◆ **Data items**:
————————

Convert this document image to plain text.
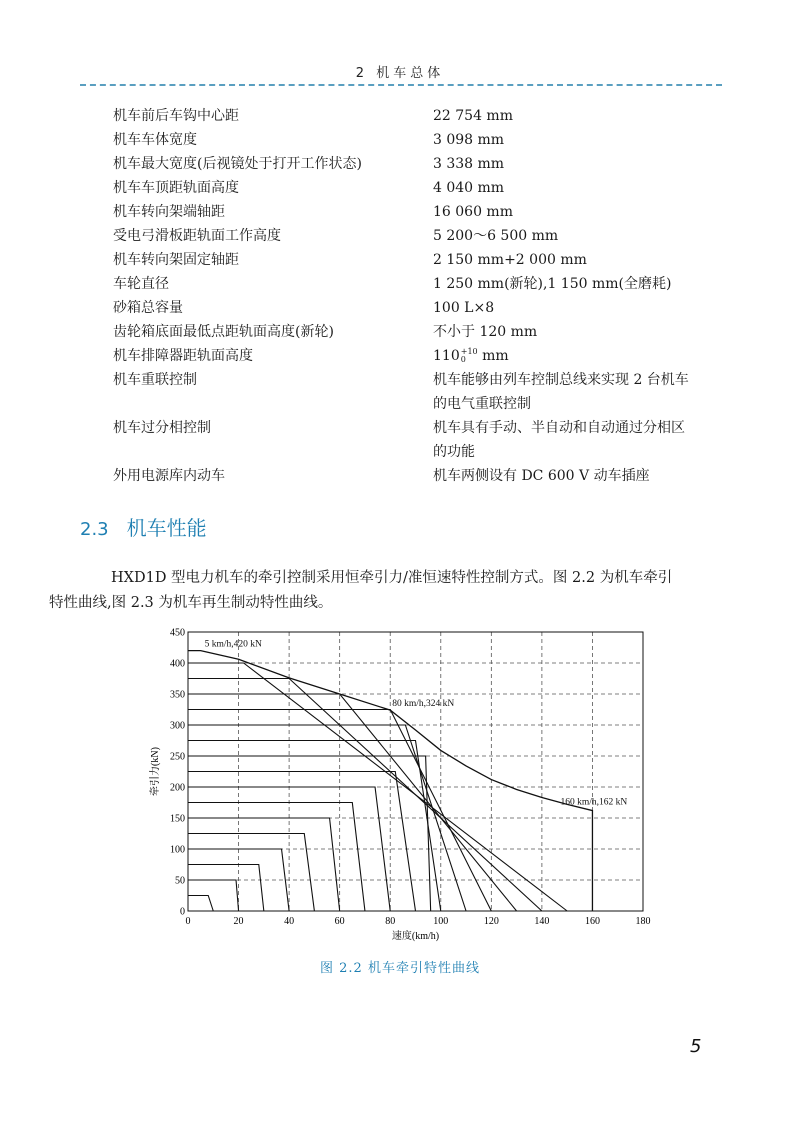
2 机车总体
机车前后车钩中心距	22 754 mm
机车车体宽度	3 098 mm
机车最大宽度(后视镜处于打开工作状态)	3 338 mm
机车车顶距轨面高度	4 040 mm
机车转向架端轴距	16 060 mm
受电弓滑板距轨面工作高度	5 200～6 500 mm
机车转向架固定轴距	2 150 mm+2 000 mm
车轮直径	1 250 mm(新轮),1 150 mm(全磨耗)
砂箱总容量	100 L×8
齿轮箱底面最低点距轨面高度(新轮)	不小于 120 mm
机车排障器距轨面高度	110 +10
0 mm
机车重联控制	机车能够由列车控制总线来实现 2 台机车
的电气重联控制
机车过分相控制	机车具有手动、半自动和自动通过分相区
的功能
外用电源库内动车	机车两侧设有 DC 600 V 动车插座
2.3 机车性能
HXD1D 型电力机车的牵引控制采用恒牵引力/准恒速特性控制方式。图 2.2 为机车牵引
特性曲线,图 2.3 为机车再生制动特性曲线。
0	20	40	60	80	100	120	140	160	180
0
50
100
150
200
250
300
350
400
450
速度(km/h)
牵引力(kN)
5 km/h,420 kN
80 km/h,324 kN
160 km/h,162 kN
图 2.2 机车牵引特性曲线
5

————————

◆ **Instructions for the task**:
Your copy should hold every record word for word and none of the pictures.

◆ **Solution for this problem**:
Convert this document image to plain text.
2 机车总体
机车前后车钩中心距	22 754 mm
机车车体宽度	3 098 mm
机车最大宽度(后视镜处于打开工作状态)	3 338 mm
机车车顶距轨面高度	4 040 mm
机车转向架端轴距	16 060 mm
受电弓滑板距轨面工作高度	5 200～6 500 mm
机车转向架固定轴距	2 150 mm+2 000 mm
车轮直径	1 250 mm(新轮),1 150 mm(全磨耗)
砂箱总容量	100 L×8
齿轮箱底面最低点距轨面高度(新轮)	不小于 120 mm
机车排障器距轨面高度	110 +10
0 mm
机车重联控制	机车能够由列车控制总线来实现 2 台机车
的电气重联控制
机车过分相控制	机车具有手动、半自动和自动通过分相区
的功能
外用电源库内动车	机车两侧设有 DC 600 V 动车插座
2.3 机车性能
HXD1D 型电力机车的牵引控制采用恒牵引力/准恒速特性控制方式。图 2.2 为机车牵引
特性曲线,图 2.3 为机车再生制动特性曲线。
0	20	40	60	80	100	120	140	160	180
0
50
100
150
200
250
300
350
400
450
速度(km/h)
牵引力(kN)
5 km/h,420 kN
80 km/h,324 kN
160 km/h,162 kN
图 2.2 机车牵引特性曲线
5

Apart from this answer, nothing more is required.